**TASK PROMPT**
Count how many lines of the material contain the string "Flame", then give that number and nothing more.

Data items
————————

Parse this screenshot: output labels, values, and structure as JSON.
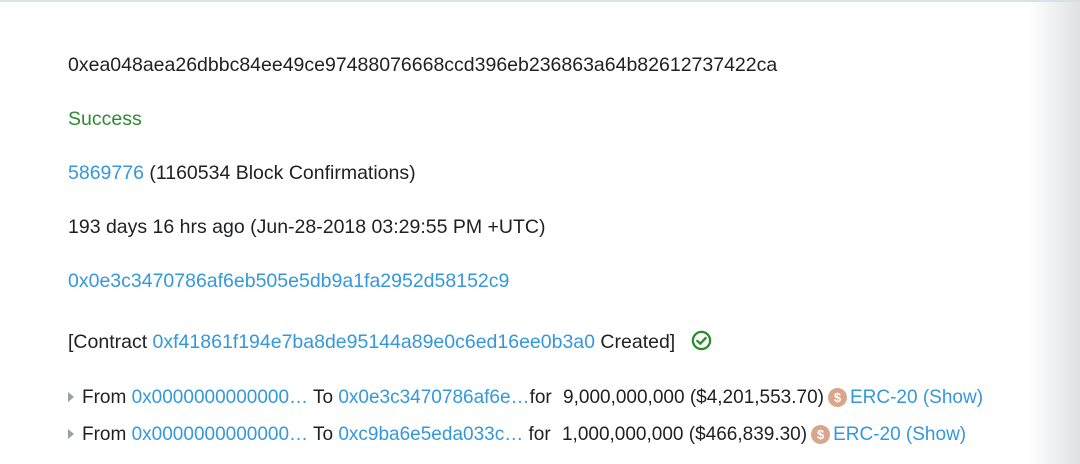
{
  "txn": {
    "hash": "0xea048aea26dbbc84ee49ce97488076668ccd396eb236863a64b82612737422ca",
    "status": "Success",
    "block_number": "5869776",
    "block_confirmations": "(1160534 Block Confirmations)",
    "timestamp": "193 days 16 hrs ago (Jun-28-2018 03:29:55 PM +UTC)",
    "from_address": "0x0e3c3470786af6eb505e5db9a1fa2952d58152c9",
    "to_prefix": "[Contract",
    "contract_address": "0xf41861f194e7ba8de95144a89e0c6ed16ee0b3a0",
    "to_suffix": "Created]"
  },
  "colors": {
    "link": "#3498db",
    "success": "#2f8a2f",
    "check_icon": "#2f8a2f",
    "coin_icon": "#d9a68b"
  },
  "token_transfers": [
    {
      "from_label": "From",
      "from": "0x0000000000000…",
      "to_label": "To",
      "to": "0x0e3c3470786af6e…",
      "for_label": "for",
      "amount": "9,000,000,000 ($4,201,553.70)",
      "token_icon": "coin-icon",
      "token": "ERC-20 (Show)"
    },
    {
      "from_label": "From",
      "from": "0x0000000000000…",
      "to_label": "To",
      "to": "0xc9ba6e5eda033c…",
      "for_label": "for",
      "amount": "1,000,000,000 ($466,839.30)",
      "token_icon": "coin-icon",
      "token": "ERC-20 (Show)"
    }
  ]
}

————————

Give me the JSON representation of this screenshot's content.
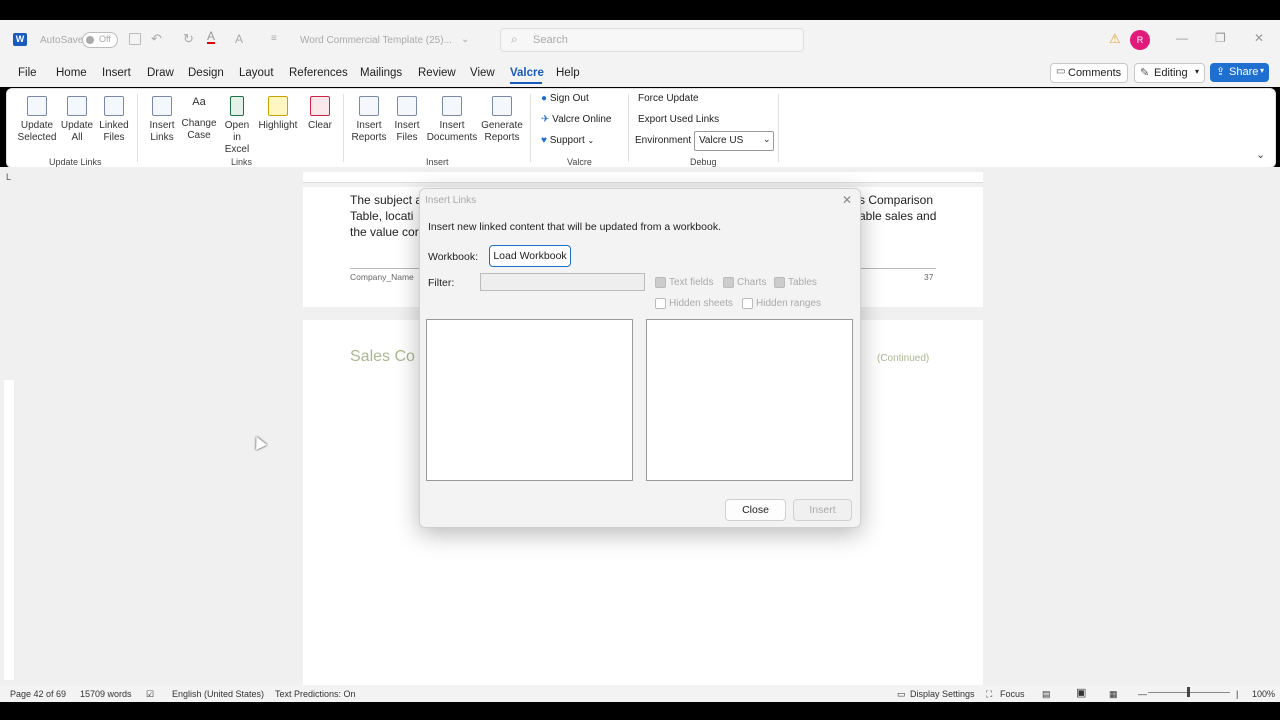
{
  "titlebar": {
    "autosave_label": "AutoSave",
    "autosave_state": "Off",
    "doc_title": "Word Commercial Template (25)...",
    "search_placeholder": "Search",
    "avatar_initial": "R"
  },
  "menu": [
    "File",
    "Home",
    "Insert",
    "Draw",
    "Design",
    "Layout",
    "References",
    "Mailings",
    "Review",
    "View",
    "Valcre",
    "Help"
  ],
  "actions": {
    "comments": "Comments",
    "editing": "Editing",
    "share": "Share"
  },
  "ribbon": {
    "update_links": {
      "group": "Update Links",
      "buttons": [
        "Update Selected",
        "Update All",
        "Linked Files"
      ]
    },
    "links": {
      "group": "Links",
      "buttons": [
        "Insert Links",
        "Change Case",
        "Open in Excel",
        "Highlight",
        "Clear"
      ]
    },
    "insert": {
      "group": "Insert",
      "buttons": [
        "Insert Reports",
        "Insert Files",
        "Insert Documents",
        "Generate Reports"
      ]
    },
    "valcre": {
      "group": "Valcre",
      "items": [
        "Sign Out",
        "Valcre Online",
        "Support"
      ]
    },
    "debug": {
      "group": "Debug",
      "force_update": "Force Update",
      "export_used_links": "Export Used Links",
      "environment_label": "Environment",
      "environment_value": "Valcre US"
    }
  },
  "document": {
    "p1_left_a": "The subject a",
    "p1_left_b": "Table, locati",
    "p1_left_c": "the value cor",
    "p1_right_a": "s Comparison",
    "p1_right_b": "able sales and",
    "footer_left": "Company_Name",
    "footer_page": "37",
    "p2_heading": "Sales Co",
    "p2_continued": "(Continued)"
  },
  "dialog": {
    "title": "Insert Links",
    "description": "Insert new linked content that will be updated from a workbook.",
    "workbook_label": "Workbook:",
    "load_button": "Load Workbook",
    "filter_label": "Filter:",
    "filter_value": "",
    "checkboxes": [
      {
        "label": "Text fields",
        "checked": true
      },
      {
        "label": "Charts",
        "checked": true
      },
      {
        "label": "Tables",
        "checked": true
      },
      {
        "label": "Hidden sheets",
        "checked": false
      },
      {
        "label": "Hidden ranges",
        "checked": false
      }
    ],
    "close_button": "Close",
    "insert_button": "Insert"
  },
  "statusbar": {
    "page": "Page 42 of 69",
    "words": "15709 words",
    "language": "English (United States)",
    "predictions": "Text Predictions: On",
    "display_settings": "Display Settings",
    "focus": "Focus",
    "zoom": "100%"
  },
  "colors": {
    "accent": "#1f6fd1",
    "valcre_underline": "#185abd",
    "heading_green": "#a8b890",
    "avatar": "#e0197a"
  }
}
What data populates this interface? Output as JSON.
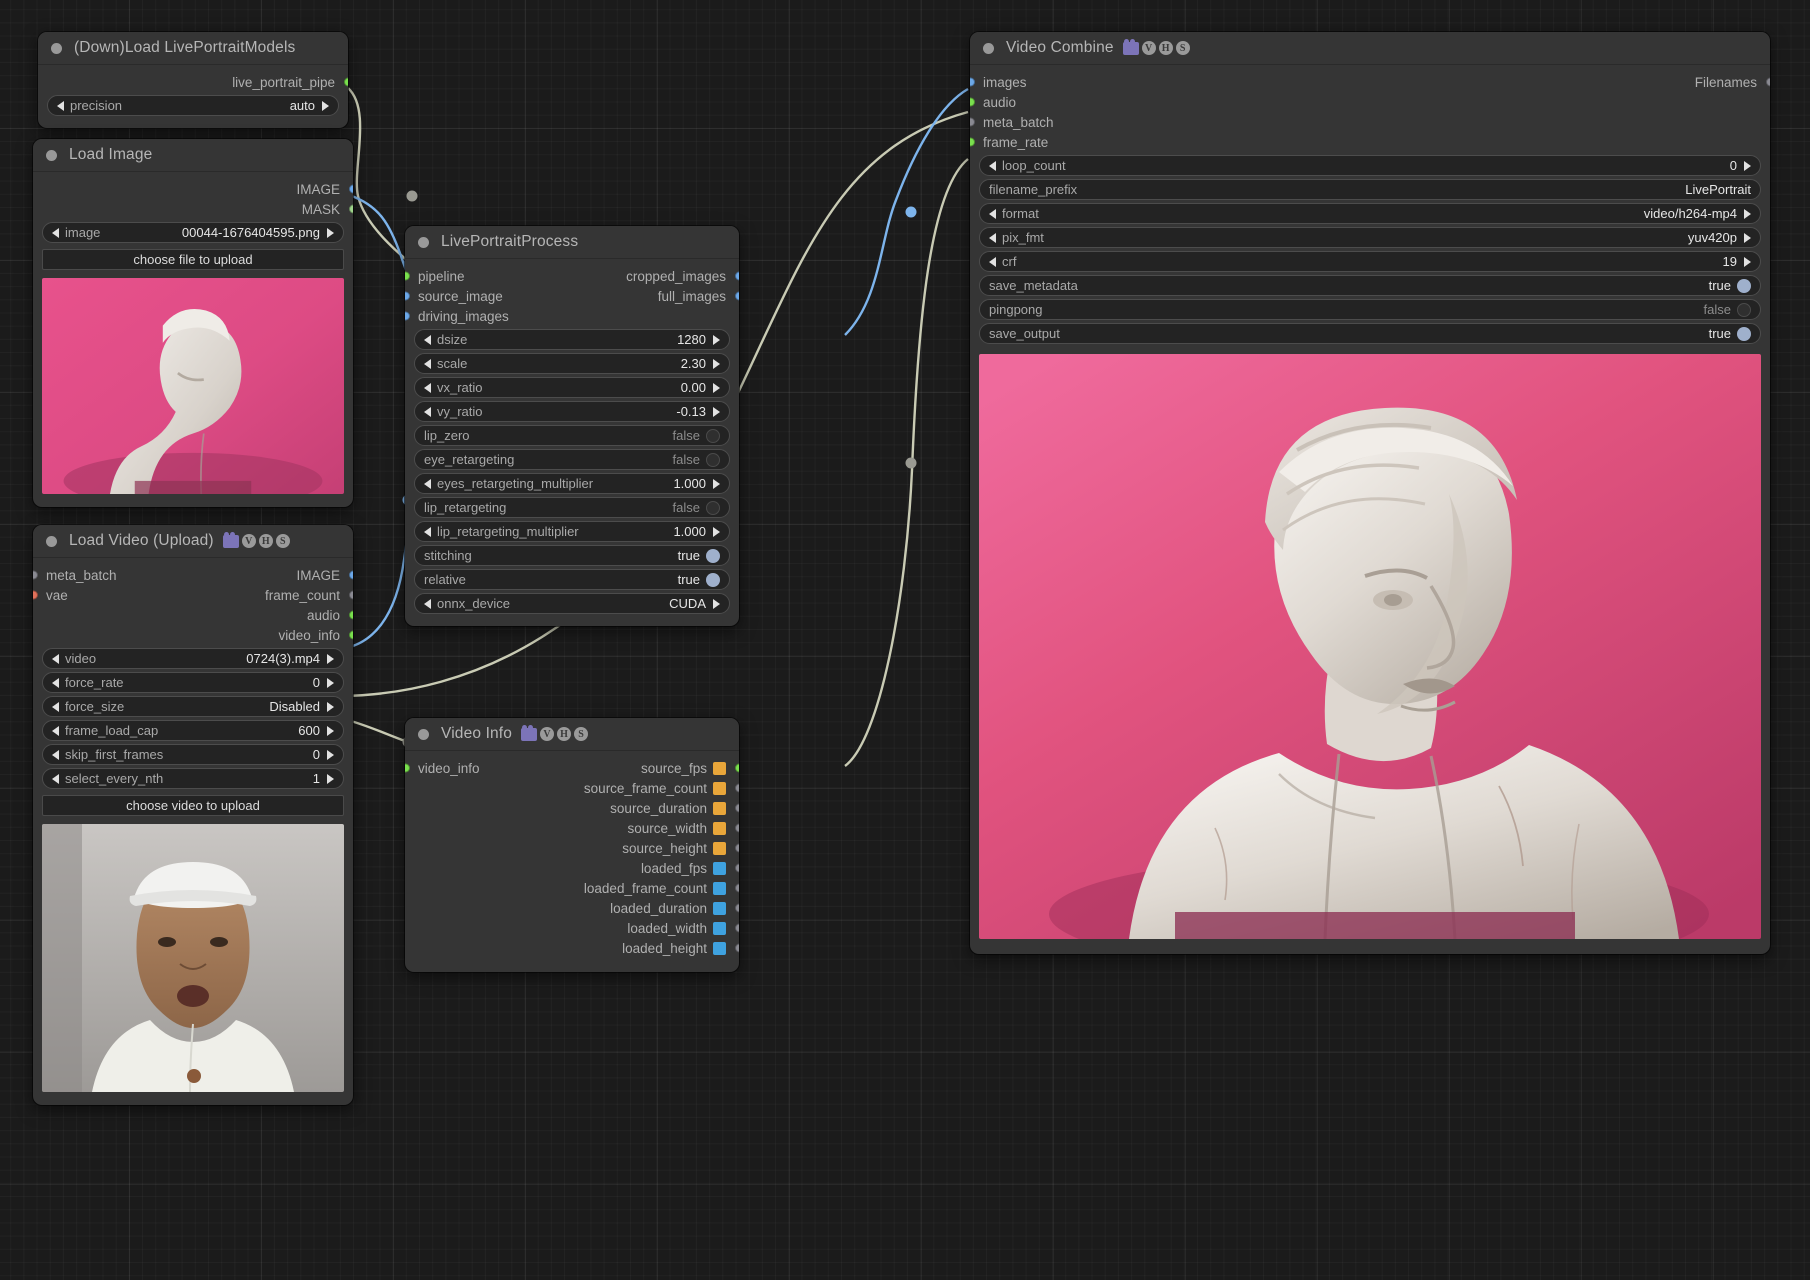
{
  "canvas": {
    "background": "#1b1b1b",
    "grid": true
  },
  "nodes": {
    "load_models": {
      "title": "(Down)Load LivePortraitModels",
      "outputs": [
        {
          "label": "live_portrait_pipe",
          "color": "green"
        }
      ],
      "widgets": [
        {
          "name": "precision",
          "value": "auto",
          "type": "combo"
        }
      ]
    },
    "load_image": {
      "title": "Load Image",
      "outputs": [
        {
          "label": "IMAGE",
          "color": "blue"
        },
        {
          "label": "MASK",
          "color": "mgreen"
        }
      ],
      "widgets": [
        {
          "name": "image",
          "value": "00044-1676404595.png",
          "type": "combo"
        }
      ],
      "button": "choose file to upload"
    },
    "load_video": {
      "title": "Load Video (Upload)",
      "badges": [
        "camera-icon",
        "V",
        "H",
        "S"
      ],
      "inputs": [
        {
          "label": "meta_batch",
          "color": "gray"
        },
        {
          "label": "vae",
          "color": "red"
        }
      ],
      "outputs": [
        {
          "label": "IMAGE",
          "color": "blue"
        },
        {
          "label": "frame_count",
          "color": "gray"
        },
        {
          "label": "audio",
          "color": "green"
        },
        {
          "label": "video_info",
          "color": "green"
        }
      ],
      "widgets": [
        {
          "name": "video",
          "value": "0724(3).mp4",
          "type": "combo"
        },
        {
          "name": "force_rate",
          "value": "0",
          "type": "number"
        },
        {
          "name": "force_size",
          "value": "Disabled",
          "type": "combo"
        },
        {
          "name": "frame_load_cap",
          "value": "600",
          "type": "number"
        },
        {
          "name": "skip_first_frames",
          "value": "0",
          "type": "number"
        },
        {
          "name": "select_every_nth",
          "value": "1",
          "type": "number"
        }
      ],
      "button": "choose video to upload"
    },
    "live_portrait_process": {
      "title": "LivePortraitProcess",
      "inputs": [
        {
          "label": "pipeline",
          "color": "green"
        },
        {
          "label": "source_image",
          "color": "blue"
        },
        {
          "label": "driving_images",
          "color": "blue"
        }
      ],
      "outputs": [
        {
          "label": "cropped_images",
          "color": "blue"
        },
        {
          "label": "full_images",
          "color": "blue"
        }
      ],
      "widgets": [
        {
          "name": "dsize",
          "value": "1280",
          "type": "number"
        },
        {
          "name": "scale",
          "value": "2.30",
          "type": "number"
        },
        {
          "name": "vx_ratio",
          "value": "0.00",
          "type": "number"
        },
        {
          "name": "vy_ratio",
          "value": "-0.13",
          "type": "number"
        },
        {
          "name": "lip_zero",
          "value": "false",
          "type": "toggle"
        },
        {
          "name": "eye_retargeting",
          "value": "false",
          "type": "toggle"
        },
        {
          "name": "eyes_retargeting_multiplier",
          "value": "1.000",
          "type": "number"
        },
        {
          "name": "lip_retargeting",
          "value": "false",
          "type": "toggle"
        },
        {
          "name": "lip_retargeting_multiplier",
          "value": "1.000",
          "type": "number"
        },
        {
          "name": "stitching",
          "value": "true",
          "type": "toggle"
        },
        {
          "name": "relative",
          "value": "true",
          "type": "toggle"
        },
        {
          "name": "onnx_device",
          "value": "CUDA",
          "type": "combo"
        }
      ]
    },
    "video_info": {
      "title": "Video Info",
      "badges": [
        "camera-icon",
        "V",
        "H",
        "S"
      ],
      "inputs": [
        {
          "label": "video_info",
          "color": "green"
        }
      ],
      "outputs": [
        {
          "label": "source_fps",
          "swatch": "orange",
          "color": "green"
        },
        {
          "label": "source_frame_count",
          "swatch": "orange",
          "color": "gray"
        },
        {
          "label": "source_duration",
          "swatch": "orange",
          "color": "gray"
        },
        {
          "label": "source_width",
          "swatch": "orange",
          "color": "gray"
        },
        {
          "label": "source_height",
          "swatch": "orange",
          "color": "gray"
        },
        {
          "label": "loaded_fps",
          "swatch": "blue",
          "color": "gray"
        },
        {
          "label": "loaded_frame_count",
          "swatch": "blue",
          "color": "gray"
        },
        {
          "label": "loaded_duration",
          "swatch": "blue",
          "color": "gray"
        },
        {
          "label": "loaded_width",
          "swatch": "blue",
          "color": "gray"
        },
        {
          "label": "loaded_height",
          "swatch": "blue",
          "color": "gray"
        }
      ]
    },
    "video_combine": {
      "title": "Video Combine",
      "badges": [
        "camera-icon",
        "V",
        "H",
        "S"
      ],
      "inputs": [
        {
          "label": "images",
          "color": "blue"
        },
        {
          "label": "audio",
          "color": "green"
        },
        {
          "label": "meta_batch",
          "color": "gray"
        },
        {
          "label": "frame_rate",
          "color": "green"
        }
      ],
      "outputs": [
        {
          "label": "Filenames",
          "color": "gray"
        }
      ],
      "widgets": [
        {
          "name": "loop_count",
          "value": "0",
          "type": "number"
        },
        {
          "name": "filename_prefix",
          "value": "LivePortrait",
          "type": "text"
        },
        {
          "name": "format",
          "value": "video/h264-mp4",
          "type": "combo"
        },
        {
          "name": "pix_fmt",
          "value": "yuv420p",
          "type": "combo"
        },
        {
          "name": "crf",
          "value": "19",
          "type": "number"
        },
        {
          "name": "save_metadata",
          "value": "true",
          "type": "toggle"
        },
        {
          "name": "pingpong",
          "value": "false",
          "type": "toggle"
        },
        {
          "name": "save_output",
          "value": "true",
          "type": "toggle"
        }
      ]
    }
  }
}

————————

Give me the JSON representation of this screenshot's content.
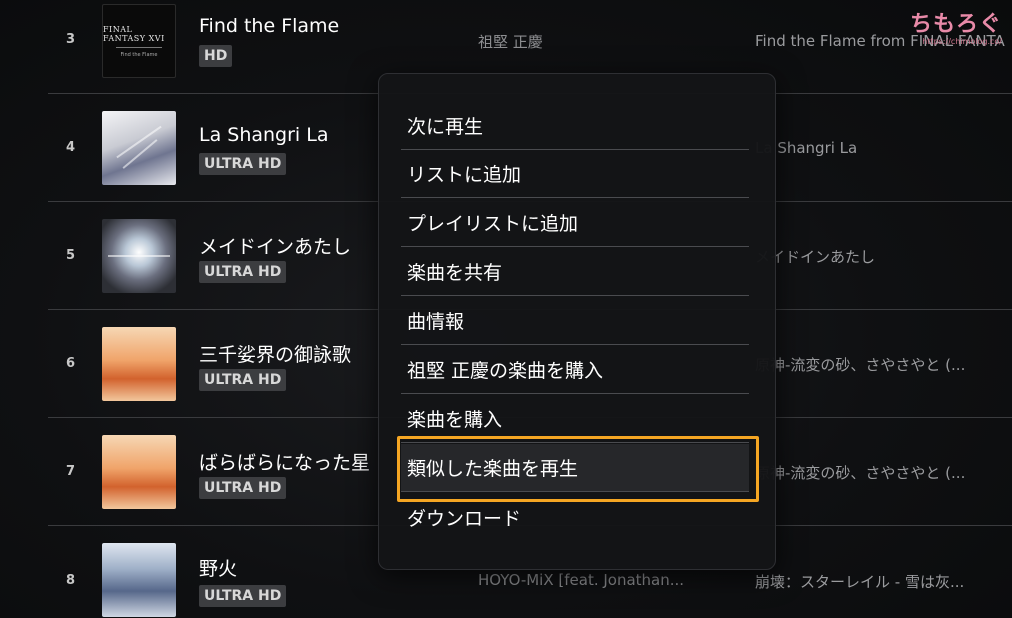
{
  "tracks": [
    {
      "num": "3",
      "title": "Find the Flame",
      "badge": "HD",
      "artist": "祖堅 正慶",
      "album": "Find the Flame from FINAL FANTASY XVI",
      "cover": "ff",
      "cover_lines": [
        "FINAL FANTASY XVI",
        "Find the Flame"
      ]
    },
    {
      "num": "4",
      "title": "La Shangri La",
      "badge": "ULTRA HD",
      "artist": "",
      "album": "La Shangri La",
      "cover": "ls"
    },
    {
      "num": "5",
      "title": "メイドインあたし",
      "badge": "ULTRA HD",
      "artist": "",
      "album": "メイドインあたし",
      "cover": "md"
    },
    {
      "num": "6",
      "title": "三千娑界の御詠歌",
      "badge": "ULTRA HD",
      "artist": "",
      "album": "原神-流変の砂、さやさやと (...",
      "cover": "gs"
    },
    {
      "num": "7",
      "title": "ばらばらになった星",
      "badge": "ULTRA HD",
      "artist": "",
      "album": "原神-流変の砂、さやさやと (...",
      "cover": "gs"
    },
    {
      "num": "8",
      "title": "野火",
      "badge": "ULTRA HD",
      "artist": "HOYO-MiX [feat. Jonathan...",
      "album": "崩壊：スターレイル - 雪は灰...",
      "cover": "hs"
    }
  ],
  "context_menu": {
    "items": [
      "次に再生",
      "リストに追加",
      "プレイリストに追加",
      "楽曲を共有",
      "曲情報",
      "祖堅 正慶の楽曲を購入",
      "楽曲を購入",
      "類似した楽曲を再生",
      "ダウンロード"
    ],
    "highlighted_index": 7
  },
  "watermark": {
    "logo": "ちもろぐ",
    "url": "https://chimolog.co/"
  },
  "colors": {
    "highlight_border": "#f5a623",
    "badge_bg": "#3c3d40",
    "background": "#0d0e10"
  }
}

————————

**TASK ANSWER**
3